Source data:
-=-=-

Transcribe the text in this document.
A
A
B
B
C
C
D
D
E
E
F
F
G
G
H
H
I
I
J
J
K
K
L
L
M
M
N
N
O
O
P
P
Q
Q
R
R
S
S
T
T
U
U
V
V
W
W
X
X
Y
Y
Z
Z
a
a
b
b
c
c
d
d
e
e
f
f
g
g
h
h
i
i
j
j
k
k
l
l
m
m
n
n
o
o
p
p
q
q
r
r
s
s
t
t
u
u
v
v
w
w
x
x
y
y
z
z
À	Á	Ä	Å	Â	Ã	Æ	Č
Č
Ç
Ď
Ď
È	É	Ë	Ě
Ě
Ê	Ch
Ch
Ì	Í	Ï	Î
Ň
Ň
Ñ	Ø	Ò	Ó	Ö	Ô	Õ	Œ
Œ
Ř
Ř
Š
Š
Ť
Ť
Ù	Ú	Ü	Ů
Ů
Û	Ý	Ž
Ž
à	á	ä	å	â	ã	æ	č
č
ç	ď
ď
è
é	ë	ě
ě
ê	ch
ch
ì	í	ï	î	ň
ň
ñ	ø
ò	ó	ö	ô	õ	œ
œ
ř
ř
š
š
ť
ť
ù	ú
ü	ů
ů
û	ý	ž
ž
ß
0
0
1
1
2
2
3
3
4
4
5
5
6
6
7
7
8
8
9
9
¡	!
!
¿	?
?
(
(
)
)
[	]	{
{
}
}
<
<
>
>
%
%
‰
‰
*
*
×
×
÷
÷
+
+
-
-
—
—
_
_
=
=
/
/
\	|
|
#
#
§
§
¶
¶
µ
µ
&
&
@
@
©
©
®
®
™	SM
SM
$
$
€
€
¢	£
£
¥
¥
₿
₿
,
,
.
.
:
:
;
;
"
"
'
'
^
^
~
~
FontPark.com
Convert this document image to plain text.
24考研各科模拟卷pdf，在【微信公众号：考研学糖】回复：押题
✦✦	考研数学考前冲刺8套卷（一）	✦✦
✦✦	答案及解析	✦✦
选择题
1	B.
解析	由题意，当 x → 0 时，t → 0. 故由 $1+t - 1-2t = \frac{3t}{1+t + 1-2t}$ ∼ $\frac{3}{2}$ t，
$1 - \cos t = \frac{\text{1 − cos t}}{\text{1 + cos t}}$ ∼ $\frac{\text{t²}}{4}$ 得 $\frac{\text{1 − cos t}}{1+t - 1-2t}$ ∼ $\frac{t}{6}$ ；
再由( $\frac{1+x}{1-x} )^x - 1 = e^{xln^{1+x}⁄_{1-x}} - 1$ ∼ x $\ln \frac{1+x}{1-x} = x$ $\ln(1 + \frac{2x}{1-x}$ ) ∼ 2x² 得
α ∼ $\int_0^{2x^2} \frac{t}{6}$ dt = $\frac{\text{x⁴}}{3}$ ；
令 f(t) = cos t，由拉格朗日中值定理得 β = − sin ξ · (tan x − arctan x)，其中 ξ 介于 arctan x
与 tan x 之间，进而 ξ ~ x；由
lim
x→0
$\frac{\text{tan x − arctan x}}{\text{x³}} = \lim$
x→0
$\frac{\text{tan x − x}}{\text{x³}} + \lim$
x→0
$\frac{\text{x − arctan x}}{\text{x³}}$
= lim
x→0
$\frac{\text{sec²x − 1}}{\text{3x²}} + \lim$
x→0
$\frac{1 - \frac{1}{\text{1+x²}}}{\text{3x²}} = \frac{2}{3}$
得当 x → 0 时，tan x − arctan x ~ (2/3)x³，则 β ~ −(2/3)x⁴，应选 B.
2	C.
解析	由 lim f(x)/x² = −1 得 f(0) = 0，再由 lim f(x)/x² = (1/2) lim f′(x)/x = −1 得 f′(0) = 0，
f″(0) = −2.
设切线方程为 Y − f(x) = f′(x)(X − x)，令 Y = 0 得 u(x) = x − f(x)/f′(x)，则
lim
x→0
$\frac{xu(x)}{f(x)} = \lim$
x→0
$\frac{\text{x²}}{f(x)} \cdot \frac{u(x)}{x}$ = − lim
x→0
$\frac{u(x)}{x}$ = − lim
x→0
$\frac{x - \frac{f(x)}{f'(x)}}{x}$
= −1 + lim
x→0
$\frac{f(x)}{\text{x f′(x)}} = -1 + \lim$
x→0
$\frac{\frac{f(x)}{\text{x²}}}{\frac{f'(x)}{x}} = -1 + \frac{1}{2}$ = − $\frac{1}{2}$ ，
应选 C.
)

-=-=-

The request:
Return, from the data, each line that has the word "text" in it.

Correct response:
Transcribe the text in this document.
Convert this document image to plain text.
$1 - \cos t = \frac{\text{1 − cos t}}{\text{1 + cos t}}$ ∼ $\frac{\text{t²}}{4}$ 得 $\frac{\text{1 − cos t}}{1+t - 1-2t}$ ∼ $\frac{t}{6}$ ；
α ∼ $\int_0^{2x^2} \frac{t}{6}$ dt = $\frac{\text{x⁴}}{3}$ ；
$\frac{\text{tan x − arctan x}}{\text{x³}} = \lim$
$\frac{\text{tan x − x}}{\text{x³}} + \lim$
$\frac{\text{x − arctan x}}{\text{x³}}$
$\frac{\text{sec²x − 1}}{\text{3x²}} + \lim$
$\frac{1 - \frac{1}{\text{1+x²}}}{\text{3x²}} = \frac{2}{3}$
$\frac{\text{x²}}{f(x)} \cdot \frac{u(x)}{x}$ = − lim
$\frac{f(x)}{\text{x f′(x)}} = -1 + \lim$
$\frac{\frac{f(x)}{\text{x²}}}{\frac{f'(x)}{x}} = -1 + \frac{1}{2}$ = − $\frac{1}{2}$ ，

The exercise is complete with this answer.